Recorded data:
* * *

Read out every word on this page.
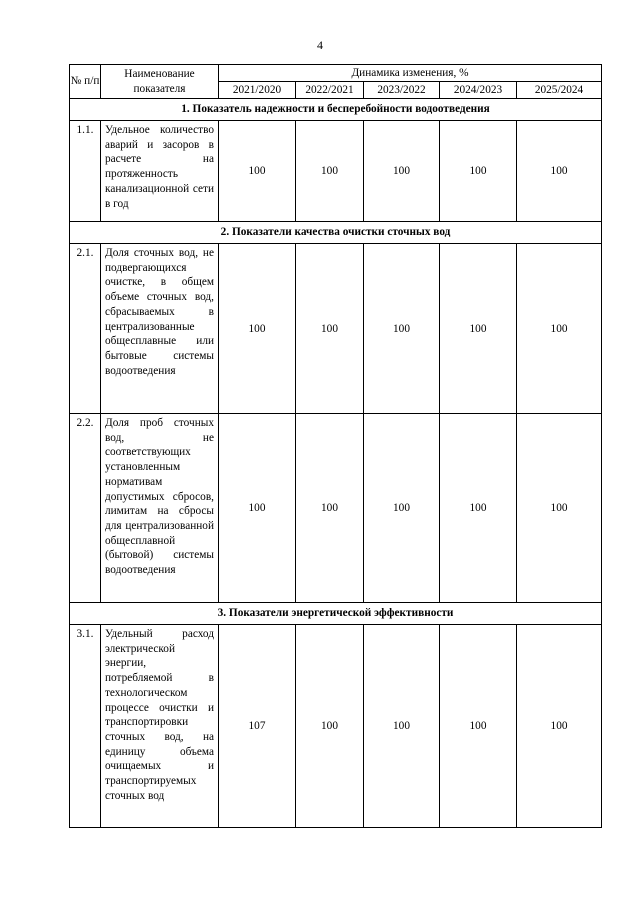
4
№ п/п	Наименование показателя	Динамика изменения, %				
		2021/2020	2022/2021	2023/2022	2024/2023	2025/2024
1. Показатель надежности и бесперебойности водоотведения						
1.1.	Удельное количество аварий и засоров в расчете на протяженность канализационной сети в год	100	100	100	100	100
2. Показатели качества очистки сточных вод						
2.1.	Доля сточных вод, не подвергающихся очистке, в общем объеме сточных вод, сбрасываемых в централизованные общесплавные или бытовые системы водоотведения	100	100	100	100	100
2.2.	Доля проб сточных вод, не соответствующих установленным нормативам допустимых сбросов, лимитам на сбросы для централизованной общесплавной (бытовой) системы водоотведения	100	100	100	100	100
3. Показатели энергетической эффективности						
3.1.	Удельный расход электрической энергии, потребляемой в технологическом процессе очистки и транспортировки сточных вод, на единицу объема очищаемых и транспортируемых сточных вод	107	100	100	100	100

* * *

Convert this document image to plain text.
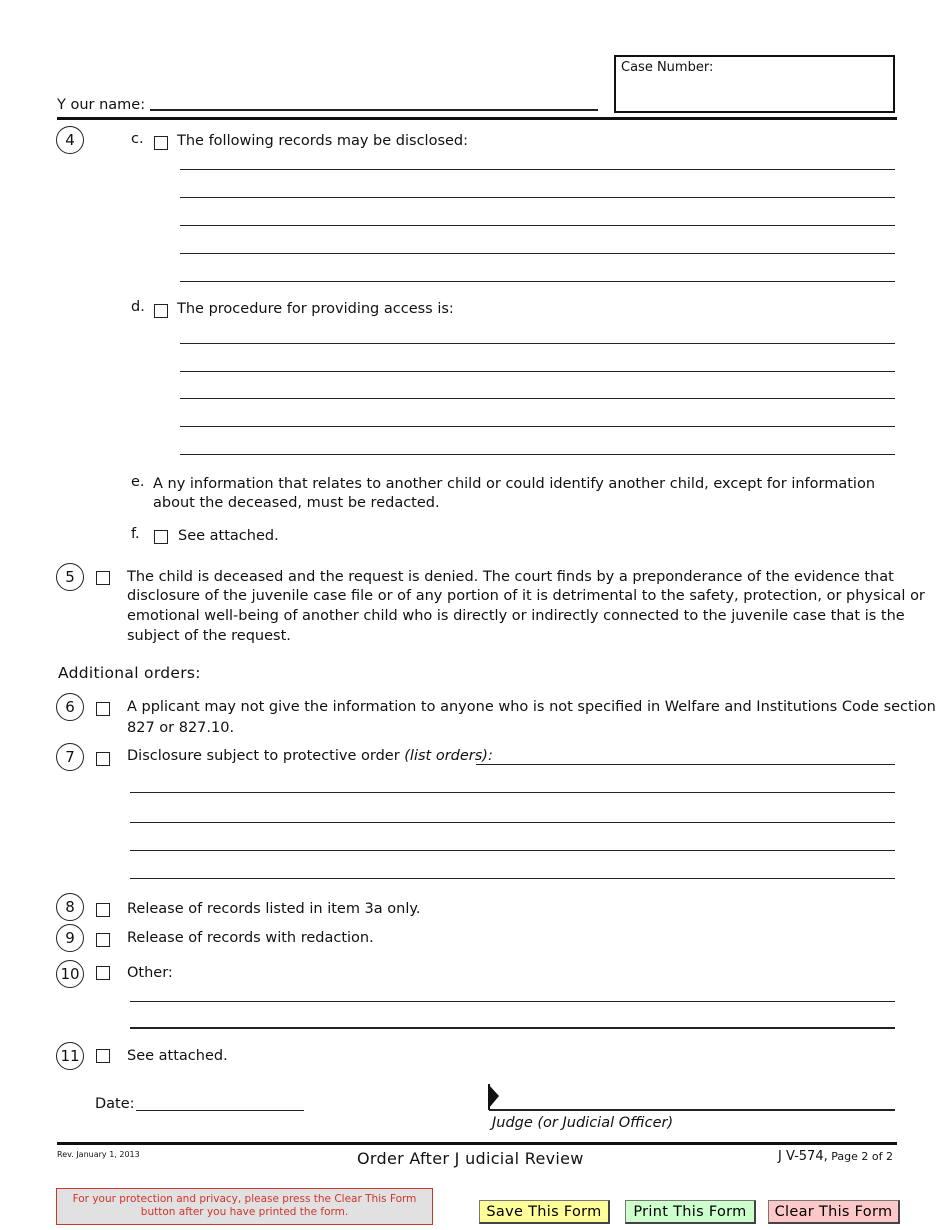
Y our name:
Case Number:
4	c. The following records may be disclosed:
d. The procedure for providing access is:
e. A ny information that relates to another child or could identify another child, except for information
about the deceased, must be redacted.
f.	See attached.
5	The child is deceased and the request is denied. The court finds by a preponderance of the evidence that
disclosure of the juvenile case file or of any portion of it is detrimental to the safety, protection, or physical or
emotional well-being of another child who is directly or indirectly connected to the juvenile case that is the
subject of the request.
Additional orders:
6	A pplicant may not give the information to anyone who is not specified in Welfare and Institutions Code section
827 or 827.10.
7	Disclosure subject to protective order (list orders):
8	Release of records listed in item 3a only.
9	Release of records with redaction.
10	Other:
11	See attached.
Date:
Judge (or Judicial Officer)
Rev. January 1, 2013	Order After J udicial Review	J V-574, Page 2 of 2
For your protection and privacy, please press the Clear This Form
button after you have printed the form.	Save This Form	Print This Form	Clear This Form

* * *

▶ **Stated problem**
Copy out every line of the listing that includes the string "deceased".

▶ **Complete output**
about the deceased, must be redacted.
5	The child is deceased and the request is denied. The court finds by a preponderance of the evidence that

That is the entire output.